- **Written instruction**
Where does the string "this" appear? Copy every line of the entries below that holds it.

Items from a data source
┄┄┄┄┄┄

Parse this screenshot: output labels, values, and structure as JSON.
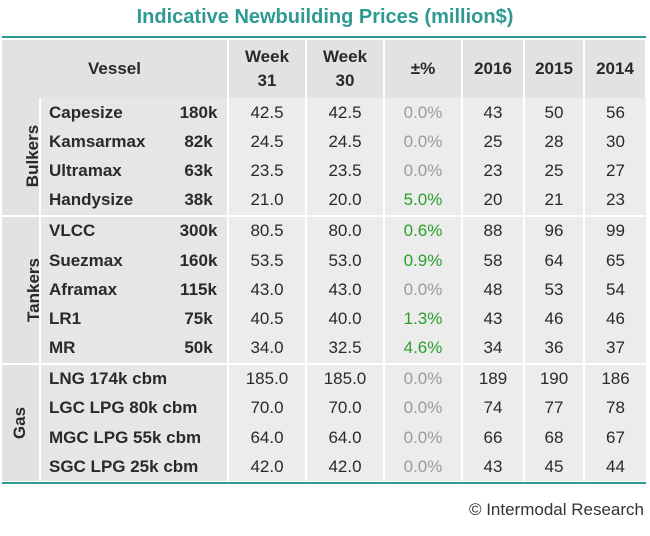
{
  "title": "Indicative Newbuilding Prices (million$)",
  "header": {
    "vessel": "Vessel",
    "week31_line1": "Week",
    "week31_line2": "31",
    "week30_line1": "Week",
    "week30_line2": "30",
    "change": "±%",
    "y2016": "2016",
    "y2015": "2015",
    "y2014": "2014"
  },
  "groups": [
    {
      "label": "Bulkers",
      "rows": [
        {
          "name": "Capesize",
          "size": "180k",
          "w31": "42.5",
          "w30": "42.5",
          "chg": "0.0%",
          "y2016": "43",
          "y2015": "50",
          "y2014": "56"
        },
        {
          "name": "Kamsarmax",
          "size": "82k",
          "w31": "24.5",
          "w30": "24.5",
          "chg": "0.0%",
          "y2016": "25",
          "y2015": "28",
          "y2014": "30"
        },
        {
          "name": "Ultramax",
          "size": "63k",
          "w31": "23.5",
          "w30": "23.5",
          "chg": "0.0%",
          "y2016": "23",
          "y2015": "25",
          "y2014": "27"
        },
        {
          "name": "Handysize",
          "size": "38k",
          "w31": "21.0",
          "w30": "20.0",
          "chg": "5.0%",
          "y2016": "20",
          "y2015": "21",
          "y2014": "23"
        }
      ]
    },
    {
      "label": "Tankers",
      "rows": [
        {
          "name": "VLCC",
          "size": "300k",
          "w31": "80.5",
          "w30": "80.0",
          "chg": "0.6%",
          "y2016": "88",
          "y2015": "96",
          "y2014": "99"
        },
        {
          "name": "Suezmax",
          "size": "160k",
          "w31": "53.5",
          "w30": "53.0",
          "chg": "0.9%",
          "y2016": "58",
          "y2015": "64",
          "y2014": "65"
        },
        {
          "name": "Aframax",
          "size": "115k",
          "w31": "43.0",
          "w30": "43.0",
          "chg": "0.0%",
          "y2016": "48",
          "y2015": "53",
          "y2014": "54"
        },
        {
          "name": "LR1",
          "size": "75k",
          "w31": "40.5",
          "w30": "40.0",
          "chg": "1.3%",
          "y2016": "43",
          "y2015": "46",
          "y2014": "46"
        },
        {
          "name": "MR",
          "size": "50k",
          "w31": "34.0",
          "w30": "32.5",
          "chg": "4.6%",
          "y2016": "34",
          "y2015": "36",
          "y2014": "37"
        }
      ]
    },
    {
      "label": "Gas",
      "rows": [
        {
          "name": "LNG 174k cbm",
          "w31": "185.0",
          "w30": "185.0",
          "chg": "0.0%",
          "y2016": "189",
          "y2015": "190",
          "y2014": "186"
        },
        {
          "name": "LGC LPG 80k cbm",
          "w31": "70.0",
          "w30": "70.0",
          "chg": "0.0%",
          "y2016": "74",
          "y2015": "77",
          "y2014": "78"
        },
        {
          "name": "MGC LPG 55k cbm",
          "w31": "64.0",
          "w30": "64.0",
          "chg": "0.0%",
          "y2016": "66",
          "y2015": "68",
          "y2014": "67"
        },
        {
          "name": "SGC LPG 25k cbm",
          "w31": "42.0",
          "w30": "42.0",
          "chg": "0.0%",
          "y2016": "43",
          "y2015": "45",
          "y2014": "44"
        }
      ]
    }
  ],
  "credit": "© Intermodal Research",
  "colors": {
    "accent": "#2e9a92",
    "positive": "#2aa02a",
    "zero": "#9a9a9a"
  }
}
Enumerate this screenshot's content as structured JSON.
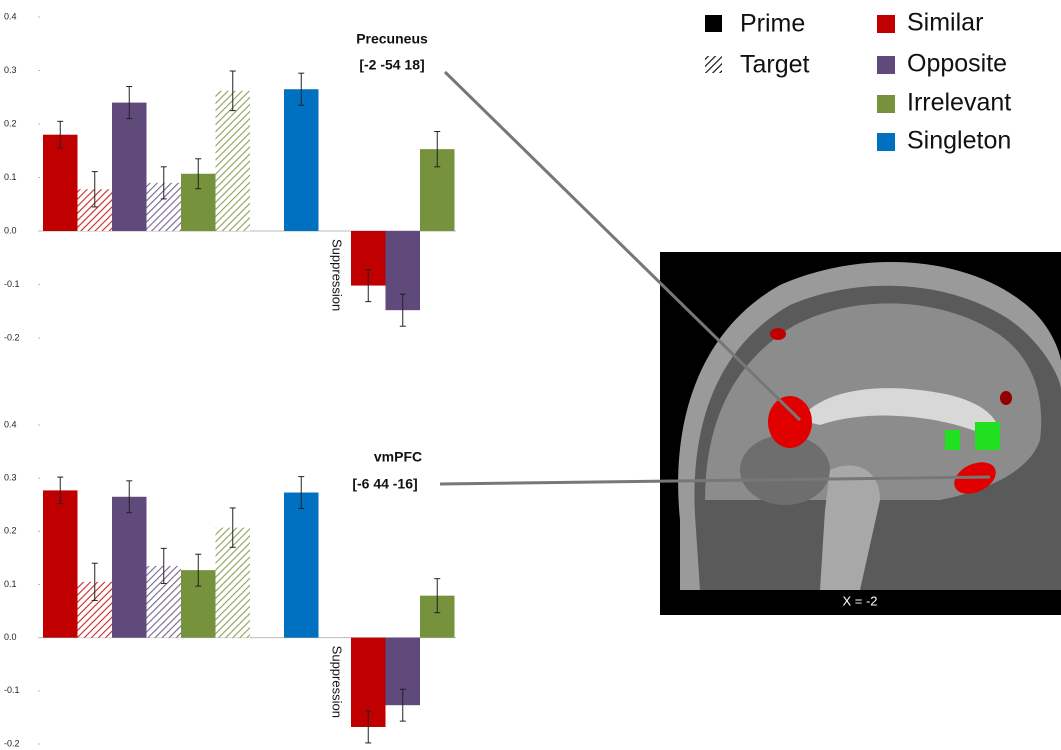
{
  "legend": {
    "patterns": [
      "Prime",
      "Target"
    ],
    "groups": [
      {
        "name": "Similar",
        "color": "#c00000"
      },
      {
        "name": "Opposite",
        "color": "#5f4a7b"
      },
      {
        "name": "Irrelevant",
        "color": "#76923c"
      },
      {
        "name": "Singleton",
        "color": "#0070c0"
      }
    ]
  },
  "chart_data": [
    {
      "type": "bar",
      "annotation": [
        "Precuneus",
        "[-2 -54 18]"
      ],
      "suppression_label": "Suppression",
      "ylim": [
        -0.2,
        0.4
      ],
      "yticks": [
        -0.2,
        -0.1,
        {
          "value": 0,
          "label": "0.0"
        },
        0.1,
        0.2,
        0.3,
        0.4
      ],
      "series": [
        {
          "values": [
            0.18,
            0.078,
            -0.102
          ],
          "errors": [
            0.025,
            0.033,
            0.03
          ]
        },
        {
          "values": [
            0.24,
            0.09,
            -0.148
          ],
          "errors": [
            0.03,
            0.03,
            0.03
          ]
        },
        {
          "values": [
            0.107,
            0.262,
            0.153
          ],
          "errors": [
            0.028,
            0.037,
            0.033
          ]
        },
        {
          "values": [
            0.265,
            null,
            null
          ],
          "errors": [
            0.03,
            null,
            null
          ]
        }
      ]
    },
    {
      "type": "bar",
      "annotation": [
        "vmPFC",
        "[-6 44 -16]"
      ],
      "suppression_label": "Suppression",
      "ylim": [
        -0.2,
        0.4
      ],
      "yticks": [
        -0.2,
        -0.1,
        {
          "value": 0,
          "label": "0.0"
        },
        0.1,
        0.2,
        0.3,
        0.4
      ],
      "series": [
        {
          "values": [
            0.277,
            0.105,
            -0.168
          ],
          "errors": [
            0.025,
            0.035,
            0.03
          ]
        },
        {
          "values": [
            0.265,
            0.135,
            -0.127
          ],
          "errors": [
            0.03,
            0.033,
            0.03
          ]
        },
        {
          "values": [
            0.127,
            0.207,
            0.079
          ],
          "errors": [
            0.03,
            0.037,
            0.032
          ]
        },
        {
          "values": [
            0.273,
            null,
            null
          ],
          "errors": [
            0.03,
            null,
            null
          ]
        }
      ]
    }
  ],
  "image": {
    "caption": "X = -2"
  }
}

┄┄┄┄┄┄

- **Response**
Parse this screenshot: output labels, values, and structure as JSON.
Enumerate this screenshot's content as structured JSON.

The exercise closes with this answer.